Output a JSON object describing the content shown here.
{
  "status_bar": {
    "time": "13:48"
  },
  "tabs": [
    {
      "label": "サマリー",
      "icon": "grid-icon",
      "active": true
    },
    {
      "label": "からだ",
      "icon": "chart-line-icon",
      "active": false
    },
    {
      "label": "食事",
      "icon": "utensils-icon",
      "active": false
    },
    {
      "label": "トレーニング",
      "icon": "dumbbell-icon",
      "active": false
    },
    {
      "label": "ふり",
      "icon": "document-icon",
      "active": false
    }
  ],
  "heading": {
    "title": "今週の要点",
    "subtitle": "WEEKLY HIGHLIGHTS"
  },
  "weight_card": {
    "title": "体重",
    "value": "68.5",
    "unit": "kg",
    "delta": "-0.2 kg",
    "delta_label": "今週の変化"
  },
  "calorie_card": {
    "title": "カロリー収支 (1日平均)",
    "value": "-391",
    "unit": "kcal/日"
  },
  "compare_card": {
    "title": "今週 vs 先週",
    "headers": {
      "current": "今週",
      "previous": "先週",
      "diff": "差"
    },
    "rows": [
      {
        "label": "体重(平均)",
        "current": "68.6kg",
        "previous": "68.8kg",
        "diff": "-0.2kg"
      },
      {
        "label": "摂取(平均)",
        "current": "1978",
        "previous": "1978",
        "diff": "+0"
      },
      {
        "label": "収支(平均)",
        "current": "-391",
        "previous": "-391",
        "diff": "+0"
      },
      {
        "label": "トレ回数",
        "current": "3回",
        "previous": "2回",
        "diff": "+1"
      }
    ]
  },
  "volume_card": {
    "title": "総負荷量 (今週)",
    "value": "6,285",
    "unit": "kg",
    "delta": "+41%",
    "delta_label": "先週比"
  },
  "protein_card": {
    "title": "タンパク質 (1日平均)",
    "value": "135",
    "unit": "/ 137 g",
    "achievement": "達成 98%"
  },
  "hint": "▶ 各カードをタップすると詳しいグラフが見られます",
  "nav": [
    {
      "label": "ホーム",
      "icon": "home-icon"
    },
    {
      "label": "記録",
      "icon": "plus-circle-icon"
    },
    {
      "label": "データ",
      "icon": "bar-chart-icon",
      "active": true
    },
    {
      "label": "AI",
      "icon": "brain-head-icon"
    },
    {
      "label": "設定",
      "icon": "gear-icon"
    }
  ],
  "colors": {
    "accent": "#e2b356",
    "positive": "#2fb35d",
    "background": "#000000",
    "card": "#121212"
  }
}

———

Line by line, write out the records above exactly.

> [SOLUTION FOR THIS PROBLEM]
Output a JSON object describing the content shown here.
{
  "status_bar": {
    "time": "13:48"
  },
  "tabs": [
    {
      "label": "サマリー",
      "icon": "grid-icon",
      "active": true
    },
    {
      "label": "からだ",
      "icon": "chart-line-icon",
      "active": false
    },
    {
      "label": "食事",
      "icon": "utensils-icon",
      "active": false
    },
    {
      "label": "トレーニング",
      "icon": "dumbbell-icon",
      "active": false
    },
    {
      "label": "ふり",
      "icon": "document-icon",
      "active": false
    }
  ],
  "heading": {
    "title": "今週の要点",
    "subtitle": "WEEKLY HIGHLIGHTS"
  },
  "weight_card": {
    "title": "体重",
    "value": "68.5",
    "unit": "kg",
    "delta": "-0.2 kg",
    "delta_label": "今週の変化"
  },
  "calorie_card": {
    "title": "カロリー収支 (1日平均)",
    "value": "-391",
    "unit": "kcal/日"
  },
  "compare_card": {
    "title": "今週 vs 先週",
    "headers": {
      "current": "今週",
      "previous": "先週",
      "diff": "差"
    },
    "rows": [
      {
        "label": "体重(平均)",
        "current": "68.6kg",
        "previous": "68.8kg",
        "diff": "-0.2kg"
      },
      {
        "label": "摂取(平均)",
        "current": "1978",
        "previous": "1978",
        "diff": "+0"
      },
      {
        "label": "収支(平均)",
        "current": "-391",
        "previous": "-391",
        "diff": "+0"
      },
      {
        "label": "トレ回数",
        "current": "3回",
        "previous": "2回",
        "diff": "+1"
      }
    ]
  },
  "volume_card": {
    "title": "総負荷量 (今週)",
    "value": "6,285",
    "unit": "kg",
    "delta": "+41%",
    "delta_label": "先週比"
  },
  "protein_card": {
    "title": "タンパク質 (1日平均)",
    "value": "135",
    "unit": "/ 137 g",
    "achievement": "達成 98%"
  },
  "hint": "▶ 各カードをタップすると詳しいグラフが見られます",
  "nav": [
    {
      "label": "ホーム",
      "icon": "home-icon"
    },
    {
      "label": "記録",
      "icon": "plus-circle-icon"
    },
    {
      "label": "データ",
      "icon": "bar-chart-icon",
      "active": true
    },
    {
      "label": "AI",
      "icon": "brain-head-icon"
    },
    {
      "label": "設定",
      "icon": "gear-icon"
    }
  ],
  "colors": {
    "accent": "#e2b356",
    "positive": "#2fb35d",
    "background": "#000000",
    "card": "#121212"
  }
}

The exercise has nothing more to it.